» **Text shown**:
* BEGIN *
[Crash-utility] Re: [PATCH] Fix a "Bus error" issue caused by 'crash --osrelease' or crash loading

Tao Liu <ltao@xxxxxxxxxx> · Fri, 5 Jul 2024 11:28:52 +1200

Hi Lianbo,

On Mon, Jul 1, 2024 at 9:15 PM lijiang <lijiang@xxxxxxxxxx> wrote:
>
> Hi, Tao
> On Thu, Jun 27, 2024 at 12:08 PM Tao Liu <ltao@xxxxxxxxxx> wrote:
>>
>> Hi Lianbo,
>>
>> Thanks for the patch.
>>
>> On Fri, Jun 14, 2024 at 3:00 PM Lianbo Jiang <lijiang@xxxxxxxxxx> wrote:
>> >
>> > Sometimes, in a production environment, there are still some vmcores
>> > that are incomplete, such as partial header or the data is corrupted.
>> > When crash tool attempts to parse such vmcores, it may fail as below:
>> >
>> >   $ ./crash --osrelease vmcore
>> >   Bus error (core dumped)
>> >
>> > or
>> >
>> >   $ crash vmlinux vmcore
>> >   ...
>> >   Bus error (core dumped)
>> >  $
>> >
>> > The gdb sees that crash tool reads out a null bitmap from the header in
>> > this vmcore, when executing memcpy(), emits a SIGBUS error as below:
>> >
>> >   $ gdb /home/lijiang/src/crash/crash /tmp/core.126301
>> >   Core was generated by `./crash --osrelease /home/lijiang/src/39317/vmcore'.
>> >   Program terminated with signal SIGBUS, Bus error.
>> >   #0  __memcpy_evex_unaligned_erms () at ../sysdeps/x86_64/multiarch/memmove-vec-unaligned-erms.S:831
>> >   831             LOAD_ONE_SET((%rsi), PAGE_SIZE, %VMM(4), %VMM(5), %VMM(6), %VMM(7))
>> >   (gdb) bt
>> >   #0  __memcpy_evex_unaligned_erms () at ../sysdeps/x86_64/multiarch/memmove-vec-unaligned-erms.S:831
>> >   #1  0x0000000000651096 in read_dump_header (file=0x7ffc59ddff5f "/home/lijiang/src/39317/vmcore") at diskdump.c:820
>> >   #2  0x0000000000651cf3 in is_diskdump (file=0x7ffc59ddff5f "/home/lijiang/src/39317/vmcore") at diskdump.c:1042
>> >   #3  0x0000000000502ac9 in get_osrelease (dumpfile=0x7ffc59ddff5f "/home/lijiang/src/39317/vmcore") at main.c:1938
>> >   #4  0x00000000004fb2e8 in main (argc=3, argv=0x7ffc59dde3a8) at main.c:271
>> >   (gdb) frame 1
>> >   #1  0x0000000000651096 in read_dump_header (file=0x7ffc59ddff5f "/home/lijiang/src/39317/vmcore") at diskdump.c:820
>> >   820                   memcpy(dd->dumpable_bitmap, dd->bitmap + bitmap_len/2,
>> >   (gdb) p dd->dumpable_bitmap
>> >   $1 = 0x7f8e89800010 ""
* END *
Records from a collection
* BEGIN *
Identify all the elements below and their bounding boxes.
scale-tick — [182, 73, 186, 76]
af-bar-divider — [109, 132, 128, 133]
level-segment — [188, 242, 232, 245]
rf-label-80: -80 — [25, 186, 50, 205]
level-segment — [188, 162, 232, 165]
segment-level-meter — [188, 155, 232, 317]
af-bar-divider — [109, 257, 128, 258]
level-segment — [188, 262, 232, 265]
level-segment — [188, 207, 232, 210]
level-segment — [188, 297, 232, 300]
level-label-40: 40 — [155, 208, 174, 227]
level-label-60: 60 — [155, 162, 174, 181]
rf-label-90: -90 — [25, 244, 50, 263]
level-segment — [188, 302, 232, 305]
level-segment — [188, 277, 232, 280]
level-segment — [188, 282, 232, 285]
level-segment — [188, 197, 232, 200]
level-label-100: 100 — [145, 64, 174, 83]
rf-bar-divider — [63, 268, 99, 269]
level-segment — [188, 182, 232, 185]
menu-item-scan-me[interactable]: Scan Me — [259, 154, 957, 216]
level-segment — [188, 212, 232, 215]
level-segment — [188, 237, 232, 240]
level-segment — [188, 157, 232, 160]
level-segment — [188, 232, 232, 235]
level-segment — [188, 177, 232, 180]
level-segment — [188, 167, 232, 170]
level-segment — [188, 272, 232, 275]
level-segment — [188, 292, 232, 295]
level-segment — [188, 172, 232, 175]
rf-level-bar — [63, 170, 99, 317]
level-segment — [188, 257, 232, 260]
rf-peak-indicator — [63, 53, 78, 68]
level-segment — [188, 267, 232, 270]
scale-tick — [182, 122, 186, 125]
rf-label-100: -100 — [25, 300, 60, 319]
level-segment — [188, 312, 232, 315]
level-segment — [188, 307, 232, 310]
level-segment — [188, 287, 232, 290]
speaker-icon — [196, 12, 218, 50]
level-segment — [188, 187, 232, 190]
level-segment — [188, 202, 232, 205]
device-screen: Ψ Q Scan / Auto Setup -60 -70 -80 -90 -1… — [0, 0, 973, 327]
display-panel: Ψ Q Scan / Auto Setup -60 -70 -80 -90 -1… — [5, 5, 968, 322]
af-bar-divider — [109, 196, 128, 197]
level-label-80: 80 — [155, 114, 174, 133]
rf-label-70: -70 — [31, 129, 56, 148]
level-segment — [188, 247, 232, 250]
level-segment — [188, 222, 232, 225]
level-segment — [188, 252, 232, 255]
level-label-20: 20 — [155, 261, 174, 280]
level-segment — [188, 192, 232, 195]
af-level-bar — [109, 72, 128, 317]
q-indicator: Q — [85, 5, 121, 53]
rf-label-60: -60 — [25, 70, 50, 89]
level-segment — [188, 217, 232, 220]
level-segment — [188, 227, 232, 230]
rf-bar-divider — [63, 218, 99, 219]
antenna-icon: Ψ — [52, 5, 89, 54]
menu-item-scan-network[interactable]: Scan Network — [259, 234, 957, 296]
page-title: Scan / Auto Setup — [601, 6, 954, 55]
* END *
» **Tasks and exercises**:
A: In the crash Bus error thread, list the function names in the backtrace printed after "(gdb) bt", ordered from frame #0 to frame #4.
B: Carry on the crash Bus error thread from its last line, after the gdb output "$1 = 0x7f8e89800010 """.

» **Per-task outputs**:
A: __memcpy_evex_unaligned_erms, read_dump_header, is_diskdump, get_osrelease, main

B:
>> >   (gdb) p dd->bitmap
>> >   $2 = 0x7f8e87e09000 ""
>> >   (gdb) p dd->bitmap + bitmap_len/2
>> >   $3 = 0x7f8e88a17000 ""
>> >   (gdb) p *(char*)(dd->bitmap+bitmap_len/2)
>> >   $4 = 0 '\000'
>> >   (gdb) p bitmap_len/2
>> >   $5 = 12640256
>> >
>> > Let's add a sanity check for such cases to avoid causing a SIGBUS error.
>> >
>> I didn't really understand the reason why the SIGBUS error occurs. Is
>> it because bitmap_len/2 is too large(12M), which exceeded the
>> dd->bitmap memory range?
>
>
> I did not see any limitations on the bitmap memory range.
>
> Looks like an unaligned memory address was accessed, please see here:
>
> #0  __memcpy_evex_unaligned_erms () at ../sysdeps/x86_64/multiarch/memmove-vec-unaligned-erms.S:831
>   831             LOAD_ONE_SET((%rsi), PAGE_SIZE, %VMM(4), %VMM(5), %VMM(6), %VMM(7))
>
> Maybe the vmcore is corrupted, anyway I have never seen it before this issue.
>
>>
>> Why *(char*)(dd->bitmap+bitmap_len/2) == '\0' will be considered as an
>> error, do we expect a value like "0xff" here?
>
>
> No.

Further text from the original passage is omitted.